▸ Stated exercise
Please copy the lines between the one holding "extract all elements" and the one holding "slice-male[interactable] [1265,401,1419,565]", inclusive, replacing "slice" with "wedge" and leaving everything else unchanged. Omit the pictures from your answer.

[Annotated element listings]
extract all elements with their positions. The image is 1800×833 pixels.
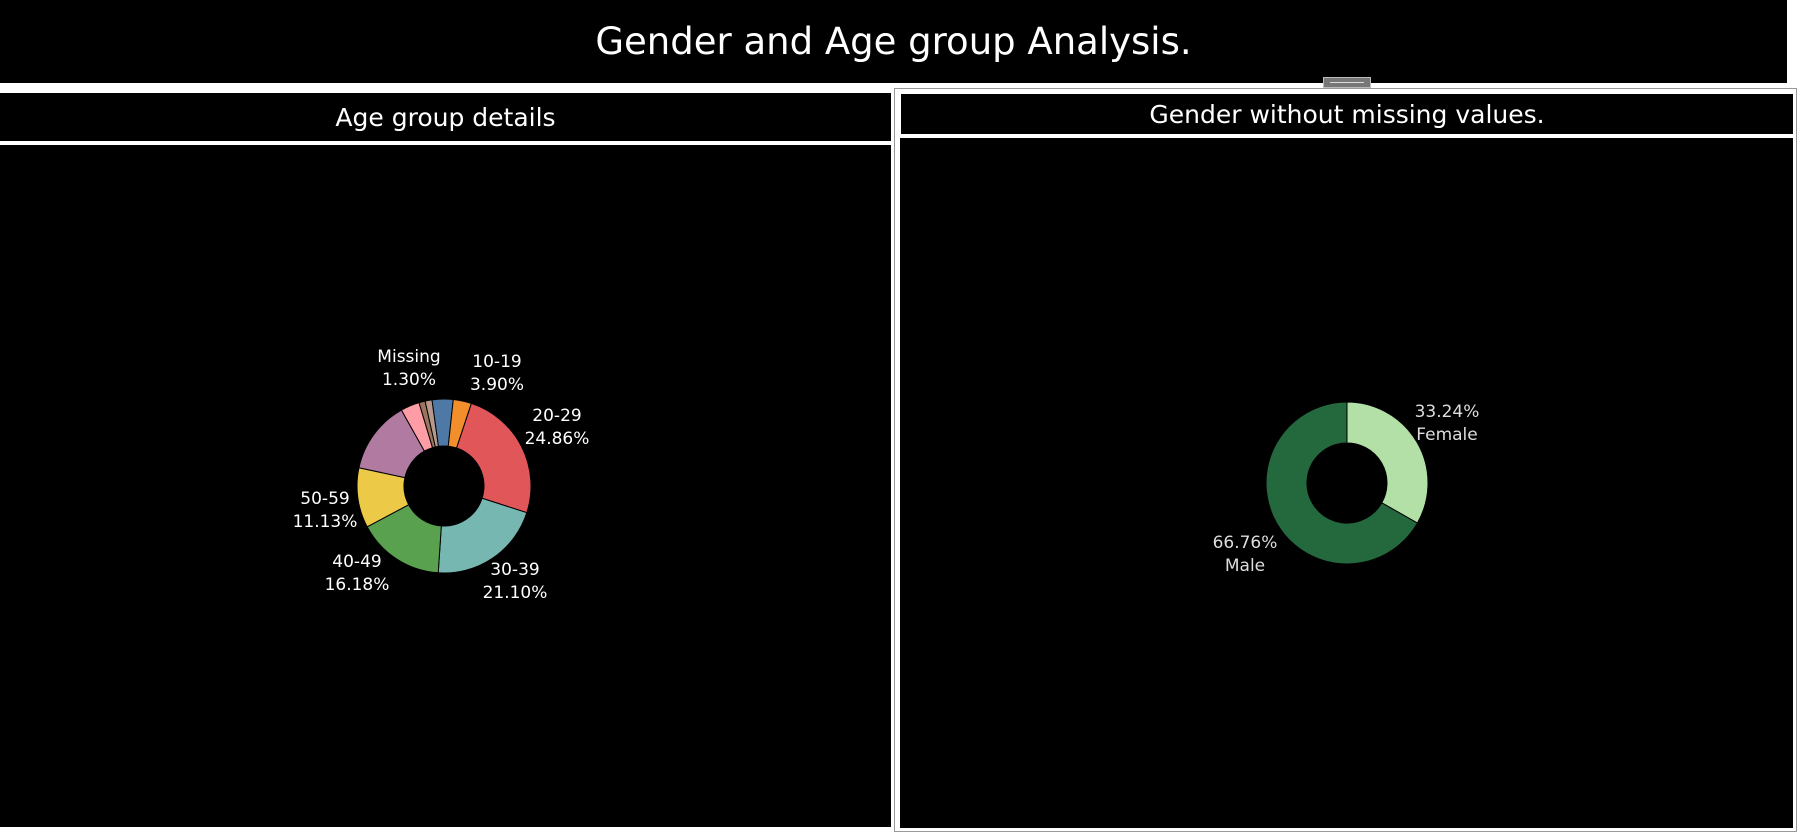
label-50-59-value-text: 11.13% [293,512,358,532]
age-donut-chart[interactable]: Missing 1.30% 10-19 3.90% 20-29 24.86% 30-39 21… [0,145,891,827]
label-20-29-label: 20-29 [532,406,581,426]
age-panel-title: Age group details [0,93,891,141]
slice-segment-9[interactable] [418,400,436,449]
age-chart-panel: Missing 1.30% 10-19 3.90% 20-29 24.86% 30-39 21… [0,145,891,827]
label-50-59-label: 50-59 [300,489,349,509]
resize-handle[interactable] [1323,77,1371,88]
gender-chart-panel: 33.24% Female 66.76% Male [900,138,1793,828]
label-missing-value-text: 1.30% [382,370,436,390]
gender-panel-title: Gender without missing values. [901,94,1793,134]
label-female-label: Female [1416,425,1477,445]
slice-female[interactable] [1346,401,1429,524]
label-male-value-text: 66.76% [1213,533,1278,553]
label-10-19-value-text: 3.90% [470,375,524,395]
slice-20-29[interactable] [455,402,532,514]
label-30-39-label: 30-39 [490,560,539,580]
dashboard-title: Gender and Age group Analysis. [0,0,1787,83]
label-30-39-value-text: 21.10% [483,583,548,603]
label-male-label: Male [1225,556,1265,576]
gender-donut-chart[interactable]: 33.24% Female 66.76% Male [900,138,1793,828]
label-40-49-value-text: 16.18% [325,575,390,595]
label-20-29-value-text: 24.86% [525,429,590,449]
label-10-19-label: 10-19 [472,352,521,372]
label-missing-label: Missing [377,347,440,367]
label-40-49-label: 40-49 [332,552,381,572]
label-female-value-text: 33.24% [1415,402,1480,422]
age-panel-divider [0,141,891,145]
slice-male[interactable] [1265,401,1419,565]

* * *

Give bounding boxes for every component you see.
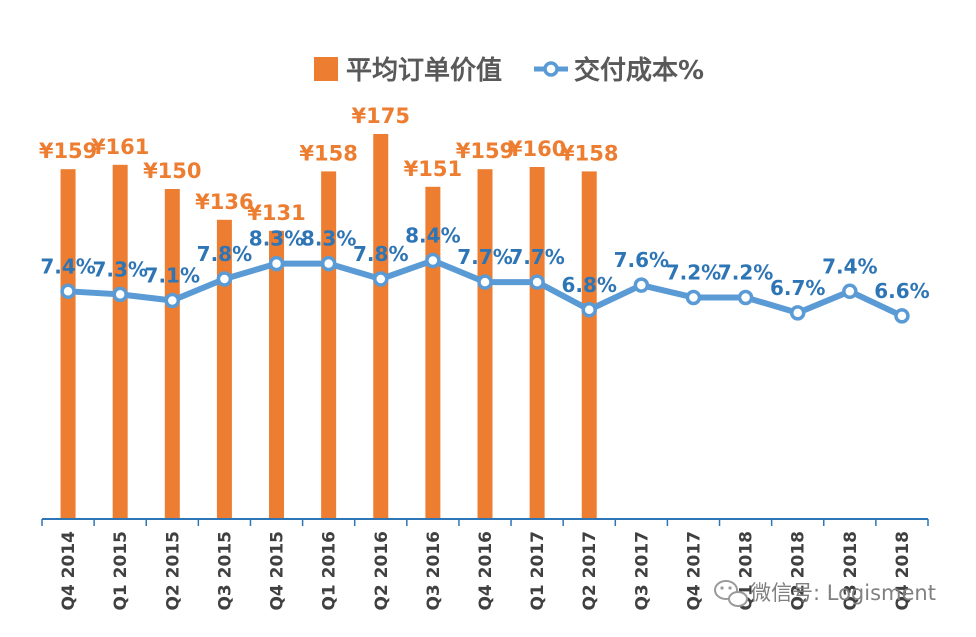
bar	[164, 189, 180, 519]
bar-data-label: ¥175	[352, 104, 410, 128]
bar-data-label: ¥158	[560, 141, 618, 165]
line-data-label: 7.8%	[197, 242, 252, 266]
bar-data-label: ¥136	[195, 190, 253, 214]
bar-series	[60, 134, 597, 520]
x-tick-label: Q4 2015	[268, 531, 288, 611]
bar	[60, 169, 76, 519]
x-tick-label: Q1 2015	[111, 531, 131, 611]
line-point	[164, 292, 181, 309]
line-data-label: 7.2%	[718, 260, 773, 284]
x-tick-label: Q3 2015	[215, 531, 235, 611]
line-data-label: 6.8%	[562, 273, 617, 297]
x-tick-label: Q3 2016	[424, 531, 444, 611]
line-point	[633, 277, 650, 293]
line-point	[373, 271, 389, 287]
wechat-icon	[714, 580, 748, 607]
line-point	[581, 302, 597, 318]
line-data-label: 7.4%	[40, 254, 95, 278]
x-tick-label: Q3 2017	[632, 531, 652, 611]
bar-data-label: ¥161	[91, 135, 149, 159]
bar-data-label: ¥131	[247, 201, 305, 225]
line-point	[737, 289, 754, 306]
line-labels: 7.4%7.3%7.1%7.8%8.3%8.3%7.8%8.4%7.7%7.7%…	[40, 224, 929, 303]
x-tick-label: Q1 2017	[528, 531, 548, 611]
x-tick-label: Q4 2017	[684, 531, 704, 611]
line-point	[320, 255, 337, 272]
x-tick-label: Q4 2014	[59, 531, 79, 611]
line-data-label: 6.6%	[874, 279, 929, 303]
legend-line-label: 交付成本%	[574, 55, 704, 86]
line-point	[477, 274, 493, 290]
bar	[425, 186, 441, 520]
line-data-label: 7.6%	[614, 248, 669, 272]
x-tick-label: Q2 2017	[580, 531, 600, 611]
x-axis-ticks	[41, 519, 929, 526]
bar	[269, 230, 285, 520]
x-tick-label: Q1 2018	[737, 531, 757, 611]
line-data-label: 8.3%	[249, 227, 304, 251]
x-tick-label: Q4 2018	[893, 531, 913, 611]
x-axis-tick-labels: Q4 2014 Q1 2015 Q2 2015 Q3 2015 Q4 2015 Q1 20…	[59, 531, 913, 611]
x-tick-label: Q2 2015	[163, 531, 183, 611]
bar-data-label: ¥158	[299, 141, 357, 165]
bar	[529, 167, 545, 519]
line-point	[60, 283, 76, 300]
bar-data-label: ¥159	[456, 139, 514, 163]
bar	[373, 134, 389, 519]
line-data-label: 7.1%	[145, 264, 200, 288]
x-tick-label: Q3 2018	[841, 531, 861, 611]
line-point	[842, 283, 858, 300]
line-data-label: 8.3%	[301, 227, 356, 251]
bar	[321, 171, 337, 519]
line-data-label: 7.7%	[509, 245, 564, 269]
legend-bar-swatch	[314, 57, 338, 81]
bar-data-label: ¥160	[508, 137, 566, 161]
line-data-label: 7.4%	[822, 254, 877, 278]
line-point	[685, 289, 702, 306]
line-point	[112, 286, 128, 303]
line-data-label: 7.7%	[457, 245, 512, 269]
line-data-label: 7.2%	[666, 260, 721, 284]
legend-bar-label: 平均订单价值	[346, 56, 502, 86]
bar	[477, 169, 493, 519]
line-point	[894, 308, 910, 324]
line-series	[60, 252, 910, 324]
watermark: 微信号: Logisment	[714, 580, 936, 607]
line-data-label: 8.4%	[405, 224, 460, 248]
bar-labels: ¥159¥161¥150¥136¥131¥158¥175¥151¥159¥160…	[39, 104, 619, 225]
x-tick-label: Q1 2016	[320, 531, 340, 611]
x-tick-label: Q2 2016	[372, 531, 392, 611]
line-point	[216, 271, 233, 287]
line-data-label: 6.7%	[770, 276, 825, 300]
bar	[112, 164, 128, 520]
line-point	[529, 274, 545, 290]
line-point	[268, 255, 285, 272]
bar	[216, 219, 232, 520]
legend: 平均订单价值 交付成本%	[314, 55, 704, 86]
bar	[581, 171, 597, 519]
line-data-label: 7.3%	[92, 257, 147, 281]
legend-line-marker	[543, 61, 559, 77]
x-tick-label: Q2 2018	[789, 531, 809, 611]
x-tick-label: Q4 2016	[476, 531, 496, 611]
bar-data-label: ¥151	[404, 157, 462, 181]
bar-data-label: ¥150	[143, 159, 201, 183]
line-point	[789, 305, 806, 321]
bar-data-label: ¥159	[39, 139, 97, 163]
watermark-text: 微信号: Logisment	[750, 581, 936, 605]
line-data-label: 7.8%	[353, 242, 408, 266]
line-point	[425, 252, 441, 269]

▸ Worked answer
extract all elements with their positions. The image is 1800×833 pixels.
label-50-59-value-text: 11.13% [293,512,358,532]
age-donut-chart[interactable]: Missing 1.30% 10-19 3.90% 20-29 24.86% 30-39 21… [0,145,891,827]
label-20-29-label: 20-29 [532,406,581,426]
age-panel-title: Age group details [0,93,891,141]
wedge-segment-9[interactable] [418,400,436,449]
age-chart-panel: Missing 1.30% 10-19 3.90% 20-29 24.86% 30-39 21… [0,145,891,827]
label-50-59-label: 50-59 [300,489,349,509]
resize-handle[interactable] [1323,77,1371,88]
gender-chart-panel: 33.24% Female 66.76% Male [900,138,1793,828]
label-missing-value-text: 1.30% [382,370,436,390]
gender-panel-title: Gender without missing values. [901,94,1793,134]
label-female-label: Female [1416,425,1477,445]
wedge-female[interactable] [1346,401,1429,524]
label-male-value-text: 66.76% [1213,533,1278,553]
label-10-19-value-text: 3.90% [470,375,524,395]
wedge-20-29[interactable] [455,402,532,514]
label-30-39-label: 30-39 [490,560,539,580]
dashboard-title: Gender and Age group Analysis. [0,0,1787,83]
label-30-39-value-text: 21.10% [483,583,548,603]
label-male-label: Male [1225,556,1265,576]
gender-donut-chart[interactable]: 33.24% Female 66.76% Male [900,138,1793,828]
label-40-49-value-text: 16.18% [325,575,390,595]
label-20-29-value-text: 24.86% [525,429,590,449]
label-10-19-label: 10-19 [472,352,521,372]
label-missing-label: Missing [377,347,440,367]
label-40-49-label: 40-49 [332,552,381,572]
label-female-value-text: 33.24% [1415,402,1480,422]
age-panel-divider [0,141,891,145]
wedge-male[interactable] [1265,401,1419,565]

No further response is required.